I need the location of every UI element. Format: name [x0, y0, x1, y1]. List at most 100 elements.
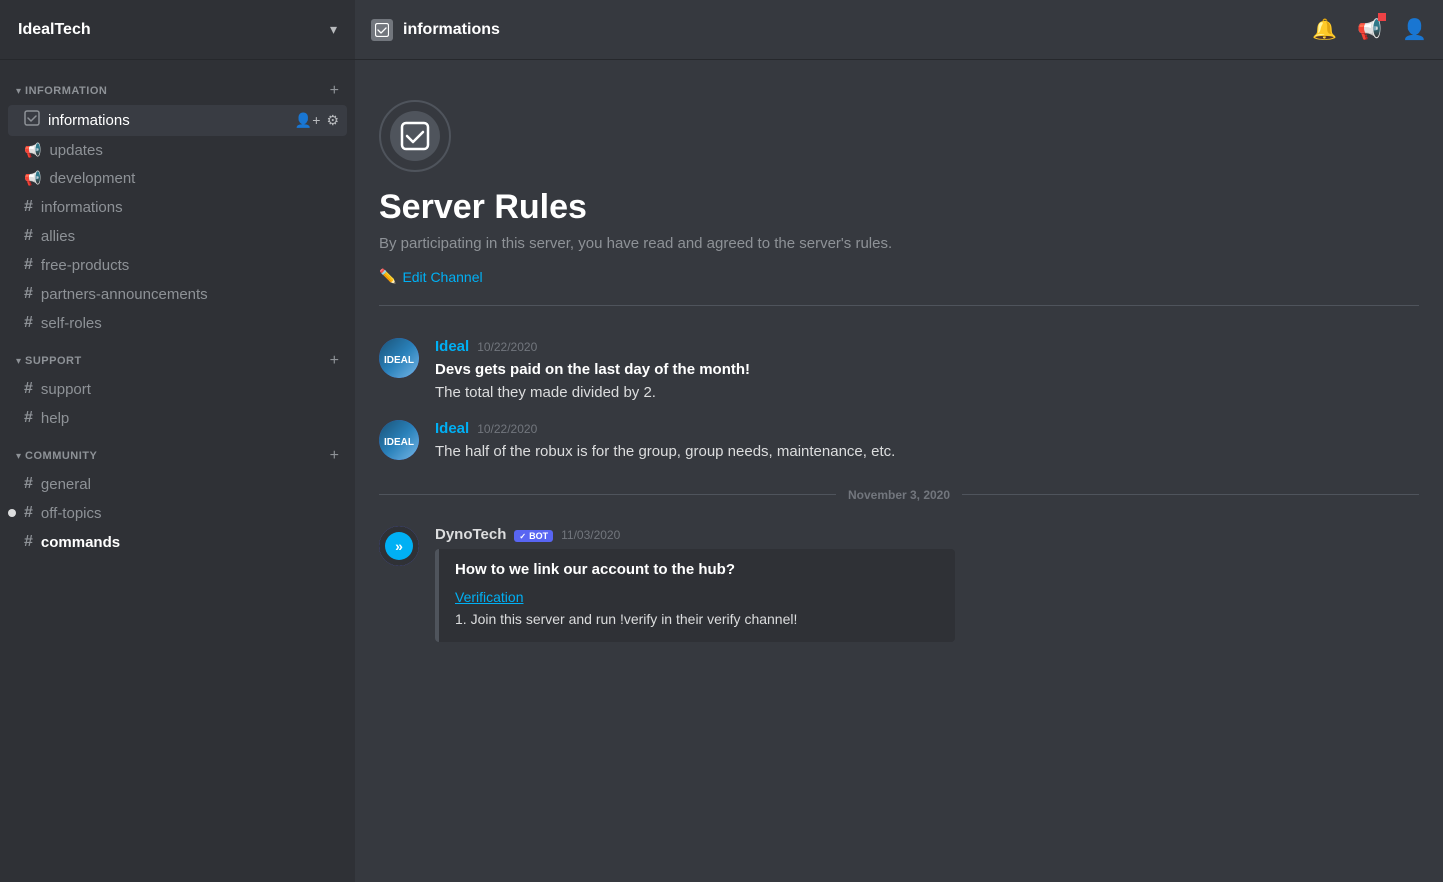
sidebar-item-informations[interactable]: informations 👤+ ⚙ — [8, 105, 347, 136]
chat-area: Server Rules By participating in this se… — [355, 60, 1443, 882]
hash-icon-partners: # — [24, 285, 33, 303]
channel-name-help: help — [41, 410, 339, 427]
message-body-2: The half of the robux is for the group, … — [435, 443, 895, 460]
channel-name-off-topics: off-topics — [41, 505, 339, 522]
dyno-arrow-icon: » — [385, 532, 413, 560]
hash-icon-allies: # — [24, 227, 33, 245]
megaphone-icon[interactable]: 📢 — [1357, 17, 1382, 42]
category-community[interactable]: ▾ COMMUNITY + — [0, 433, 355, 469]
top-bar: informations 🔔 📢 👤 — [355, 0, 1443, 60]
channel-name-development: development — [49, 170, 339, 187]
sidebar-item-general[interactable]: # general — [8, 470, 347, 498]
sidebar-item-free-products[interactable]: # free-products — [8, 251, 347, 279]
edit-channel-button[interactable]: ✏️ Edit Channel — [379, 268, 483, 285]
dyno-avatar-circle: » — [379, 526, 419, 566]
channel-title: Server Rules — [379, 188, 1419, 227]
channel-banner-icon — [379, 100, 451, 172]
category-information[interactable]: ▾ INFORMATION + — [0, 68, 355, 104]
sidebar: IdealTech ▾ ▾ INFORMATION + informations… — [0, 0, 355, 882]
hash-icon-commands: # — [24, 533, 33, 551]
rules-channel-icon — [24, 110, 40, 131]
bot-timestamp: 11/03/2020 — [561, 528, 620, 542]
top-bar-left: informations — [371, 19, 500, 41]
embed-box: How to we link our account to the hub? V… — [435, 549, 955, 643]
avatar-ideal-2: IDEAL — [379, 420, 419, 460]
channel-list: ▾ INFORMATION + informations 👤+ ⚙ 📢 upda… — [0, 60, 355, 882]
channel-type-icon — [371, 19, 393, 41]
embed-body: Verification 1. Join this server and run… — [455, 586, 939, 631]
embed-link[interactable]: Verification — [455, 589, 523, 605]
sidebar-item-development[interactable]: 📢 development — [8, 165, 347, 192]
message-author-ideal-1[interactable]: Ideal — [435, 338, 469, 355]
message-body-1: The total they made divided by 2. — [435, 384, 656, 401]
message-text-1: Devs gets paid on the last day of the mo… — [435, 359, 1419, 404]
message-timestamp-1: 10/22/2020 — [477, 340, 537, 354]
embed-body-line: 1. Join this server and run !verify in t… — [455, 611, 797, 627]
add-channel-support-icon[interactable]: + — [330, 352, 339, 370]
sidebar-item-partners-announcements[interactable]: # partners-announcements — [8, 280, 347, 308]
hash-icon-off-topics: # — [24, 504, 33, 522]
channel-description: By participating in this server, you hav… — [379, 235, 1419, 252]
channel-name-partners-announcements: partners-announcements — [41, 286, 339, 303]
channel-name-informations: informations — [48, 112, 295, 129]
message-content-2: Ideal 10/22/2020 The half of the robux i… — [435, 420, 1419, 464]
main-content: informations 🔔 📢 👤 Server Rules — [355, 0, 1443, 882]
sidebar-item-support[interactable]: # support — [8, 375, 347, 403]
add-member-icon[interactable]: 👤+ — [295, 112, 321, 129]
avatar-image-ideal-1: IDEAL — [379, 338, 419, 378]
server-name: IdealTech — [18, 21, 91, 39]
channel-name-allies: allies — [41, 228, 339, 245]
banner-divider — [379, 305, 1419, 306]
message-header-bot: DynoTech ✓ BOT 11/03/2020 — [435, 526, 1419, 543]
channel-name-support: support — [41, 381, 339, 398]
chevron-down-icon: ▾ — [330, 21, 337, 38]
message-header-2: Ideal 10/22/2020 — [435, 420, 1419, 437]
sidebar-item-help[interactable]: # help — [8, 404, 347, 432]
hash-icon-general: # — [24, 475, 33, 493]
bell-icon[interactable]: 🔔 — [1312, 17, 1337, 42]
channel-name-free-products: free-products — [41, 257, 339, 274]
avatar-dyno: » — [379, 526, 419, 566]
message-group-bot: » DynoTech ✓ BOT 11/03/2020 How to we li… — [355, 518, 1443, 651]
sidebar-item-self-roles[interactable]: # self-roles — [8, 309, 347, 337]
category-label-support: SUPPORT — [25, 355, 82, 367]
message-header-1: Ideal 10/22/2020 — [435, 338, 1419, 355]
bot-badge: ✓ BOT — [514, 530, 553, 542]
category-label-information: INFORMATION — [25, 85, 107, 97]
message-timestamp-2: 10/22/2020 — [477, 422, 537, 436]
date-divider: November 3, 2020 — [355, 480, 1443, 510]
message-author-ideal-2[interactable]: Ideal — [435, 420, 469, 437]
channel-name-events: informations — [41, 199, 339, 216]
add-channel-community-icon[interactable]: + — [330, 447, 339, 465]
message-group-2: IDEAL Ideal 10/22/2020 The half of the r… — [355, 412, 1443, 472]
date-label: November 3, 2020 — [836, 488, 962, 502]
hash-icon-free-products: # — [24, 256, 33, 274]
category-arrow-icon: ▾ — [16, 86, 21, 97]
message-author-dyno[interactable]: DynoTech — [435, 526, 506, 543]
channel-name-updates: updates — [49, 142, 339, 159]
edit-channel-label: Edit Channel — [402, 269, 482, 285]
embed-title: How to we link our account to the hub? — [455, 561, 939, 578]
message-content-1: Ideal 10/22/2020 Devs gets paid on the l… — [435, 338, 1419, 404]
category-support[interactable]: ▾ SUPPORT + — [0, 338, 355, 374]
sidebar-item-commands[interactable]: # commands — [8, 528, 347, 556]
sidebar-item-events[interactable]: # informations — [8, 193, 347, 221]
announce-channel-icon: 📢 — [24, 142, 41, 159]
sidebar-item-updates[interactable]: 📢 updates — [8, 137, 347, 164]
announce-channel-icon-2: 📢 — [24, 170, 41, 187]
sidebar-item-off-topics[interactable]: # off-topics — [8, 499, 347, 527]
sidebar-item-allies[interactable]: # allies — [8, 222, 347, 250]
add-channel-icon[interactable]: + — [330, 82, 339, 100]
category-arrow-support-icon: ▾ — [16, 356, 21, 367]
svg-text:IDEAL: IDEAL — [384, 355, 414, 366]
hash-icon-self-roles: # — [24, 314, 33, 332]
bot-check-icon: ✓ — [519, 532, 526, 541]
user-icon[interactable]: 👤 — [1402, 17, 1427, 42]
server-header[interactable]: IdealTech ▾ — [0, 0, 355, 60]
hash-icon-help: # — [24, 409, 33, 427]
avatar-ideal-1: IDEAL — [379, 338, 419, 378]
bot-label: BOT — [529, 531, 548, 541]
topbar-channel-name: informations — [403, 21, 500, 39]
settings-icon[interactable]: ⚙ — [326, 112, 339, 129]
category-label-community: COMMUNITY — [25, 450, 97, 462]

**Direction**
Copy the records from the line with "sidebar-item-informations[interactable]: informations 👤+" to the line with "channel-name-development: development —" so that each line is reproduced without any change.

**Complete answer**
sidebar-item-informations[interactable]: informations 👤+ ⚙ — [8, 105, 347, 136]
chat-area: Server Rules By participating in this se… — [355, 60, 1443, 882]
hash-icon-partners: # — [24, 285, 33, 303]
channel-name-help: help — [41, 410, 339, 427]
message-body-2: The half of the robux is for the group, … — [435, 443, 895, 460]
channel-name-off-topics: off-topics — [41, 505, 339, 522]
dyno-arrow-icon: » — [385, 532, 413, 560]
hash-icon-allies: # — [24, 227, 33, 245]
megaphone-icon[interactable]: 📢 — [1357, 17, 1382, 42]
category-community[interactable]: ▾ COMMUNITY + — [0, 433, 355, 469]
top-bar: informations 🔔 📢 👤 — [355, 0, 1443, 60]
channel-name-development: development — [49, 170, 339, 187]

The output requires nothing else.